• 練習のねらい:
本文で「▼」の印から始まる段落をすべて探し、それぞれの最初の一文を出てくる順に書き出してください。

• 本文:
第98話 財当仮設の仲間

 2012年3月14日。

 財当仮設住宅団地への引っ越しで、最初に声をかけられたのが、漁師の優ちゃんと自治会長のシゲさんだった。

「だれェ、ザイトウでねェ。サェドォでがすと」の大声に怒鳴られたかと思った。

「高田病院の先生まだァよぐ来てくれだごとォ」と日焼けした笑顔がならぶ。


▼陸前高田市の小友町財当地区は、広田半島の付け根部分に位置する。

「岩手の湘南」とか言われる温暖な気候で、人情味の厚い土地柄だ。

「医療で震災復興を!」と、弘前市から岩手県立高田病院の応援に来たはずが、宿舎の財当仮設では逆に世話を受けた。


▼シゲさんは陸前高田市役所のOBだけあって情報通だし人脈も広い。

「仮設の人だちさ何がでぎねべが」という私の津軽弁を聞いて、シゲさんが始めてくれたのが〈財当塾〉なる健康教室。

 …と言っても、月に一度くらい土曜日の夕食後、私の健康ネタ講話の後は雑談になり、気がつけば宴会という代物だ。


▼財当塾が一年間も続いたのは、シゲさんと優ちゃんのお陰だ。

 広報や集客からシバデ(酒のアテ)の準備まで、本当に面倒をかけた。

 そんな私たち亭主を陰で支えてくれたのが奥方たち。

 特に弘前から長距離バスを乗り継いで何度も通ってくれた妻には感謝しきれない。


▼『2013年4月28日、弘前公園』と書かれた観桜会の写真。

 この年は寒くて蕾だったのに、三組の夫婦とも満開の笑顔である。

 シゲさんと優ちゃんが奥方連れで拙宅へ泊りに来たときのものだ。

「夢みてェだのす」

「んだども、この次ァ満開でやっぺし」


▼しかし二年後、その約束を果たさずに、シゲさんは突然の病で亡くなる。

 小友の海が見える自慢の新しい城で眠っていた。

 津軽弁と気仙語で語り合った財当仮設の仲間とは、陸前高田を離れた今でも交流が続いている。

• 抽出データ:
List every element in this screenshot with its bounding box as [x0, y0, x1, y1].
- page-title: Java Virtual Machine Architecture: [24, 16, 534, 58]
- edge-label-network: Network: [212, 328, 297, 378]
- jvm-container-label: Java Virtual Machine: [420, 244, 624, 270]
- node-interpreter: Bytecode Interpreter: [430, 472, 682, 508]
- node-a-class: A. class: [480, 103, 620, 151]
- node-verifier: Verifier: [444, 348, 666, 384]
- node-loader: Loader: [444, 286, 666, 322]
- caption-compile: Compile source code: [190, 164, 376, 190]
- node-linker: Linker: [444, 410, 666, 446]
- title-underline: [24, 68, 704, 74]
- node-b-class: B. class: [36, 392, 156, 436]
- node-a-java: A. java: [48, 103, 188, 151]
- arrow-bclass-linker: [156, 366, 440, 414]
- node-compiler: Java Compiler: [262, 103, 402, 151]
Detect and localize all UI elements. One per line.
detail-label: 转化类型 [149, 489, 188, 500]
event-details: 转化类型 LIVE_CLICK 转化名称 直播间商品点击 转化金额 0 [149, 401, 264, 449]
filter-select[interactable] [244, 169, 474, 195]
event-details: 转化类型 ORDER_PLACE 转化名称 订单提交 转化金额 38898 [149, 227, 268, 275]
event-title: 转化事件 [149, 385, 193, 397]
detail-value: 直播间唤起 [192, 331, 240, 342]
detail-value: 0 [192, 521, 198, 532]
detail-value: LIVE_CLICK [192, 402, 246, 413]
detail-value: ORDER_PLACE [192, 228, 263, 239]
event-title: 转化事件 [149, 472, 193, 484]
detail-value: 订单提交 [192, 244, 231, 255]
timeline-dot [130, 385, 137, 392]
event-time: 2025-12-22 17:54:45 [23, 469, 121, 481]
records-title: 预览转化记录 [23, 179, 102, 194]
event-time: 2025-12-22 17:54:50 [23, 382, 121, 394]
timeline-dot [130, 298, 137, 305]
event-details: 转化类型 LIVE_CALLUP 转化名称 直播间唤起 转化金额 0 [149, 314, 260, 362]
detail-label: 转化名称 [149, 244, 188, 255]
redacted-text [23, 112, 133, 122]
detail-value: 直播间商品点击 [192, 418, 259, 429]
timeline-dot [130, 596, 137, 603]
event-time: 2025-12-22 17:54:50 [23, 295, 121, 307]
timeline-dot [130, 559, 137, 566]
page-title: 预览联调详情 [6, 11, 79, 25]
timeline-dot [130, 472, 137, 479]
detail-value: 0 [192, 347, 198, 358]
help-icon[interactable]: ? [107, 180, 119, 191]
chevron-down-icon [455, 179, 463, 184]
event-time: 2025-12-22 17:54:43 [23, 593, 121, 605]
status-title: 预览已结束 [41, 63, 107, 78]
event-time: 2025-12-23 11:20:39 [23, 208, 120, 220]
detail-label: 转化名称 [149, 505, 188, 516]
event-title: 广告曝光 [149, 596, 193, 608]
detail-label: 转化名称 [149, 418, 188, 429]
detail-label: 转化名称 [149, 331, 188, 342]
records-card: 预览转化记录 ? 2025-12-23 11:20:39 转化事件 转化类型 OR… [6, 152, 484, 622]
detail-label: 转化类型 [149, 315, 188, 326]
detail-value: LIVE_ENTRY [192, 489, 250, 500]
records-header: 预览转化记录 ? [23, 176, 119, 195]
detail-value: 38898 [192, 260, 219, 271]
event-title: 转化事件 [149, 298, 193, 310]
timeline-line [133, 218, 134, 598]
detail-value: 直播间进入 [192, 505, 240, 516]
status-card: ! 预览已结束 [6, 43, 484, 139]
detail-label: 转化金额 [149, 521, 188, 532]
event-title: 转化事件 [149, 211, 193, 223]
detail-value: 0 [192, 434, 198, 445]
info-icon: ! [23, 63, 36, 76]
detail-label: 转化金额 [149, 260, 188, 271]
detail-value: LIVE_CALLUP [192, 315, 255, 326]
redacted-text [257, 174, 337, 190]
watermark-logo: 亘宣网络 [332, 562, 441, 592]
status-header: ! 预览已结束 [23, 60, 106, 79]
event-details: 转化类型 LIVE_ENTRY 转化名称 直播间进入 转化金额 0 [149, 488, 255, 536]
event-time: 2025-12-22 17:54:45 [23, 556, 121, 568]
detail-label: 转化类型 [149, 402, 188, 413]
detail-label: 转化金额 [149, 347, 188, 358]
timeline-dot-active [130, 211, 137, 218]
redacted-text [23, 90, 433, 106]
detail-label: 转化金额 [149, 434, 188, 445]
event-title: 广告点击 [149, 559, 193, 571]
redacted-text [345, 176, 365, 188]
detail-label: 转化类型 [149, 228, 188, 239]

• 解答欄:
陸前高田市の小友町財当地区は、広田半島の付け根部分に位置する。
シゲさんは陸前高田市役所のOBだけあって情報通だし人脈も広い。
財当塾が一年間も続いたのは、シゲさんと優ちゃんのお陰だ。
『2013年4月28日、弘前公園』と書かれた観桜会の写真。
しかし二年後、その約束を果たさずに、シゲさんは突然の病で亡くなる。